## What the task asks
Reproduce all of the data word for word.

## Extracted records
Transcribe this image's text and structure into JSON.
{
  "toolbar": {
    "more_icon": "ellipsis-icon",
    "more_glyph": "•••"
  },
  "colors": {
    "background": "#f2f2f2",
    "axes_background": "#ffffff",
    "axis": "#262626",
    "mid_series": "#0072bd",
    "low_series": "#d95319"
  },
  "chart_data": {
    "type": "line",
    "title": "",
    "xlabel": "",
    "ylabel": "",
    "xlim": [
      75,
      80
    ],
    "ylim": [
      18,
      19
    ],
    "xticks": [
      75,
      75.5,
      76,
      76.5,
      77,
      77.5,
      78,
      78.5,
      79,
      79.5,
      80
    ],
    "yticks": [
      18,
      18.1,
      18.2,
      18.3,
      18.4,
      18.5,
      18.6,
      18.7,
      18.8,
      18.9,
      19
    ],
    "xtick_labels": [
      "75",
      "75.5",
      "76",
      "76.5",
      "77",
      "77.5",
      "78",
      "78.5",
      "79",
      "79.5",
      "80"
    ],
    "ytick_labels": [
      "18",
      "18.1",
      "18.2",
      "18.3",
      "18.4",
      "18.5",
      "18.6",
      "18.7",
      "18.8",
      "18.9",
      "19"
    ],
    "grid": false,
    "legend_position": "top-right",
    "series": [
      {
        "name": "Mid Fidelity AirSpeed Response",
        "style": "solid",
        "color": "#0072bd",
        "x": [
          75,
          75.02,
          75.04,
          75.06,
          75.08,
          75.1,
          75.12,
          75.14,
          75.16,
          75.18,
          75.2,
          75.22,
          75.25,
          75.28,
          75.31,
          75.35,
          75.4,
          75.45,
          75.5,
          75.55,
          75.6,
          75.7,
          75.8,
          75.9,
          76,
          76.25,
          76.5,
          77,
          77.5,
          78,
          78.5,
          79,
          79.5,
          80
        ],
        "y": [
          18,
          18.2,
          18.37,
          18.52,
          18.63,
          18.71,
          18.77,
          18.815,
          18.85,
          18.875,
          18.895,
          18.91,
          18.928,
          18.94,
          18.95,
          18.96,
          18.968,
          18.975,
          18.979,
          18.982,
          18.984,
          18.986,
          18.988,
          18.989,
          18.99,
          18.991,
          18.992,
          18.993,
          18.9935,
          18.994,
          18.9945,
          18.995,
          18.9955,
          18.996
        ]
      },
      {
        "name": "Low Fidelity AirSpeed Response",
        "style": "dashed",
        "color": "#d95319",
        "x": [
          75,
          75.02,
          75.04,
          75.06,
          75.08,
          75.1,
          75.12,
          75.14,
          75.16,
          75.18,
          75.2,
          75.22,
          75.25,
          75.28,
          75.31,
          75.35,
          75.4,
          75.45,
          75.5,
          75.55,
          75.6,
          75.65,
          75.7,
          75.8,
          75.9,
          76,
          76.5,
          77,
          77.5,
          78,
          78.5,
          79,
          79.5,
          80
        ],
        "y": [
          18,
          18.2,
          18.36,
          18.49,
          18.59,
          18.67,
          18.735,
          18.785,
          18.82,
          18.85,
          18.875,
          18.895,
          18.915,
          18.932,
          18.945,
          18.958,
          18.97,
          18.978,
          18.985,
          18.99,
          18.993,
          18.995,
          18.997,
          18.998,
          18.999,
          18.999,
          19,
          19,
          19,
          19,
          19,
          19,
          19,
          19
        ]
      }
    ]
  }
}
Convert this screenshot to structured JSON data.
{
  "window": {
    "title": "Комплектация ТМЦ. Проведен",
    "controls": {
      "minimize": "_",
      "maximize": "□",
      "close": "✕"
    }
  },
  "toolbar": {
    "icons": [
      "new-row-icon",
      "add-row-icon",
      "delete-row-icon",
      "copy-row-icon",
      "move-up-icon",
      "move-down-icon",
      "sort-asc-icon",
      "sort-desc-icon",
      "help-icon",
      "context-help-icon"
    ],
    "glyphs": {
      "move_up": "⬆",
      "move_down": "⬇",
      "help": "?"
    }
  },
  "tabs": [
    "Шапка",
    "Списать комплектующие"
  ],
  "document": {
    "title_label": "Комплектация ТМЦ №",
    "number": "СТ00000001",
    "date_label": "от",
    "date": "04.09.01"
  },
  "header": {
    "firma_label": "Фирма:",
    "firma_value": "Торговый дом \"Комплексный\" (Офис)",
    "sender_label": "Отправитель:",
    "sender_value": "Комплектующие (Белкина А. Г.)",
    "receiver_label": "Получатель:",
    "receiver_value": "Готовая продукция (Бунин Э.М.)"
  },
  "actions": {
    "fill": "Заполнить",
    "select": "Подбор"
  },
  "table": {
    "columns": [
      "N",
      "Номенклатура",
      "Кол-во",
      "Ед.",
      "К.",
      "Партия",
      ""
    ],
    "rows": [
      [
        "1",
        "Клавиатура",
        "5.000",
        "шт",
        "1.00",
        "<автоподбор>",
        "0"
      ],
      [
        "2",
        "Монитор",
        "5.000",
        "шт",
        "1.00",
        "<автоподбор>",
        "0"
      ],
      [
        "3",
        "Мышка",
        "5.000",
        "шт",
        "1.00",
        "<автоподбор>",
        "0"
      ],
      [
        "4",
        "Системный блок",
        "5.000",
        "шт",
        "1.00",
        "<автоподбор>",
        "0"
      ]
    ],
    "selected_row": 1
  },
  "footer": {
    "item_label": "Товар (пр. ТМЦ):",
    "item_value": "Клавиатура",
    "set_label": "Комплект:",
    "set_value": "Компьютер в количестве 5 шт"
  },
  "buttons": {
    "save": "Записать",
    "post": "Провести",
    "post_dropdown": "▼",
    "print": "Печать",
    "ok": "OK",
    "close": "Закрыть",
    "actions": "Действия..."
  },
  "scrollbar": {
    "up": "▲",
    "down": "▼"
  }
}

## Task result
Transcribe this image's text and structure into JSON.
{
  "toolbar": {
    "more_icon": "ellipsis-icon",
    "more_glyph": "•••"
  },
  "colors": {
    "background": "#f2f2f2",
    "axes_background": "#ffffff",
    "axis": "#262626",
    "mid_series": "#0072bd",
    "low_series": "#d95319"
  },
  "chart_data": {
    "type": "line",
    "title": "",
    "xlabel": "",
    "ylabel": "",
    "xlim": [
      75,
      80
    ],
    "ylim": [
      18,
      19
    ],
    "xticks": [
      75,
      75.5,
      76,
      76.5,
      77,
      77.5,
      78,
      78.5,
      79,
      79.5,
      80
    ],
    "yticks": [
      18,
      18.1,
      18.2,
      18.3,
      18.4,
      18.5,
      18.6,
      18.7,
      18.8,
      18.9,
      19
    ],
    "xtick_labels": [
      "75",
      "75.5",
      "76",
      "76.5",
      "77",
      "77.5",
      "78",
      "78.5",
      "79",
      "79.5",
      "80"
    ],
    "ytick_labels": [
      "18",
      "18.1",
      "18.2",
      "18.3",
      "18.4",
      "18.5",
      "18.6",
      "18.7",
      "18.8",
      "18.9",
      "19"
    ],
    "grid": false,
    "legend_position": "top-right",
    "series": [
      {
        "name": "Mid Fidelity AirSpeed Response",
        "style": "solid",
        "color": "#0072bd",
        "x": [
          75,
          75.02,
          75.04,
          75.06,
          75.08,
          75.1,
          75.12,
          75.14,
          75.16,
          75.18,
          75.2,
          75.22,
          75.25,
          75.28,
          75.31,
          75.35,
          75.4,
          75.45,
          75.5,
          75.55,
          75.6,
          75.7,
          75.8,
          75.9,
          76,
          76.25,
          76.5,
          77,
          77.5,
          78,
          78.5,
          79,
          79.5,
          80
        ],
        "y": [
          18,
          18.2,
          18.37,
          18.52,
          18.63,
          18.71,
          18.77,
          18.815,
          18.85,
          18.875,
          18.895,
          18.91,
          18.928,
          18.94,
          18.95,
          18.96,
          18.968,
          18.975,
          18.979,
          18.982,
          18.984,
          18.986,
          18.988,
          18.989,
          18.99,
          18.991,
          18.992,
          18.993,
          18.9935,
          18.994,
          18.9945,
          18.995,
          18.9955,
          18.996
        ]
      },
      {
        "name": "Low Fidelity AirSpeed Response",
        "style": "dashed",
        "color": "#d95319",
        "x": [
          75,
          75.02,
          75.04,
          75.06,
          75.08,
          75.1,
          75.12,
          75.14,
          75.16,
          75.18,
          75.2,
          75.22,
          75.25,
          75.28,
          75.31,
          75.35,
          75.4,
          75.45,
          75.5,
          75.55,
          75.6,
          75.65,
          75.7,
          75.8,
          75.9,
          76,
          76.5,
          77,
          77.5,
          78,
          78.5,
          79,
          79.5,
          80
        ],
        "y": [
          18,
          18.2,
          18.36,
          18.49,
          18.59,
          18.67,
          18.735,
          18.785,
          18.82,
          18.85,
          18.875,
          18.895,
          18.915,
          18.932,
          18.945,
          18.958,
          18.97,
          18.978,
          18.985,
          18.99,
          18.993,
          18.995,
          18.997,
          18.998,
          18.999,
          18.999,
          19,
          19,
          19,
          19,
          19,
          19,
          19,
          19
        ]
      }
    ]
  }
}
Convert this screenshot to structured JSON data.
{
  "window": {
    "title": "Комплектация ТМЦ. Проведен",
    "controls": {
      "minimize": "_",
      "maximize": "□",
      "close": "✕"
    }
  },
  "toolbar": {
    "icons": [
      "new-row-icon",
      "add-row-icon",
      "delete-row-icon",
      "copy-row-icon",
      "move-up-icon",
      "move-down-icon",
      "sort-asc-icon",
      "sort-desc-icon",
      "help-icon",
      "context-help-icon"
    ],
    "glyphs": {
      "move_up": "⬆",
      "move_down": "⬇",
      "help": "?"
    }
  },
  "tabs": [
    "Шапка",
    "Списать комплектующие"
  ],
  "document": {
    "title_label": "Комплектация ТМЦ №",
    "number": "СТ00000001",
    "date_label": "от",
    "date": "04.09.01"
  },
  "header": {
    "firma_label": "Фирма:",
    "firma_value": "Торговый дом \"Комплексный\" (Офис)",
    "sender_label": "Отправитель:",
    "sender_value": "Комплектующие (Белкина А. Г.)",
    "receiver_label": "Получатель:",
    "receiver_value": "Готовая продукция (Бунин Э.М.)"
  },
  "actions": {
    "fill": "Заполнить",
    "select": "Подбор"
  },
  "table": {
    "columns": [
      "N",
      "Номенклатура",
      "Кол-во",
      "Ед.",
      "К.",
      "Партия",
      ""
    ],
    "rows": [
      [
        "1",
        "Клавиатура",
        "5.000",
        "шт",
        "1.00",
        "<автоподбор>",
        "0"
      ],
      [
        "2",
        "Монитор",
        "5.000",
        "шт",
        "1.00",
        "<автоподбор>",
        "0"
      ],
      [
        "3",
        "Мышка",
        "5.000",
        "шт",
        "1.00",
        "<автоподбор>",
        "0"
      ],
      [
        "4",
        "Системный блок",
        "5.000",
        "шт",
        "1.00",
        "<автоподбор>",
        "0"
      ]
    ],
    "selected_row": 1
  },
  "footer": {
    "item_label": "Товар (пр. ТМЦ):",
    "item_value": "Клавиатура",
    "set_label": "Комплект:",
    "set_value": "Компьютер в количестве 5 шт"
  },
  "buttons": {
    "save": "Записать",
    "post": "Провести",
    "post_dropdown": "▼",
    "print": "Печать",
    "ok": "OK",
    "close": "Закрыть",
    "actions": "Действия..."
  },
  "scrollbar": {
    "up": "▲",
    "down": "▼"
  }
}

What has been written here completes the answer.